■ **THE REQUEST**: Extract each record and reproduce it exactly.

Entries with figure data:
§ §
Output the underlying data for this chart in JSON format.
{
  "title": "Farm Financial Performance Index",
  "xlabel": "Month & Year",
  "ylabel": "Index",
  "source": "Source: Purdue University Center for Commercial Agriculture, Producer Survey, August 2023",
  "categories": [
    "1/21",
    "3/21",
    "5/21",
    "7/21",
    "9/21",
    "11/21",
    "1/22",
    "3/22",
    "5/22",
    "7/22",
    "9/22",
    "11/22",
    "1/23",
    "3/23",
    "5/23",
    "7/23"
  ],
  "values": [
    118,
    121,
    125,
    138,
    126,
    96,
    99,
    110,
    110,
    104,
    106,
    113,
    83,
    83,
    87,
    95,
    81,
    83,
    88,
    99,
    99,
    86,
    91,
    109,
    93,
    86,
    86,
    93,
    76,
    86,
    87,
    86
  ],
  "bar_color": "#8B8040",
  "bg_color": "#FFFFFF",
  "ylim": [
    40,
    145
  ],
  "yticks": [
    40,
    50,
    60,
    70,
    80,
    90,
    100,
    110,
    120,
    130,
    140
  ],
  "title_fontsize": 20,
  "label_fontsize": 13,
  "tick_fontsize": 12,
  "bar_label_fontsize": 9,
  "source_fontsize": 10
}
§ §
■ **SOLUTION FOR THIS EXERCISE**:
Output the underlying data for this chart in JSON format.
{
  "title": "Farm Financial Performance Index",
  "xlabel": "Month & Year",
  "ylabel": "Index",
  "source": "Source: Purdue University Center for Commercial Agriculture, Producer Survey, August 2023",
  "categories": [
    "1/21",
    "3/21",
    "5/21",
    "7/21",
    "9/21",
    "11/21",
    "1/22",
    "3/22",
    "5/22",
    "7/22",
    "9/22",
    "11/22",
    "1/23",
    "3/23",
    "5/23",
    "7/23"
  ],
  "values": [
    118,
    121,
    125,
    138,
    126,
    96,
    99,
    110,
    110,
    104,
    106,
    113,
    83,
    83,
    87,
    95,
    81,
    83,
    88,
    99,
    99,
    86,
    91,
    109,
    93,
    86,
    86,
    93,
    76,
    86,
    87,
    86
  ],
  "bar_color": "#8B8040",
  "bg_color": "#FFFFFF",
  "ylim": [
    40,
    145
  ],
  "yticks": [
    40,
    50,
    60,
    70,
    80,
    90,
    100,
    110,
    120,
    130,
    140
  ],
  "title_fontsize": 20,
  "label_fontsize": 13,
  "tick_fontsize": 12,
  "bar_label_fontsize": 9,
  "source_fontsize": 10
}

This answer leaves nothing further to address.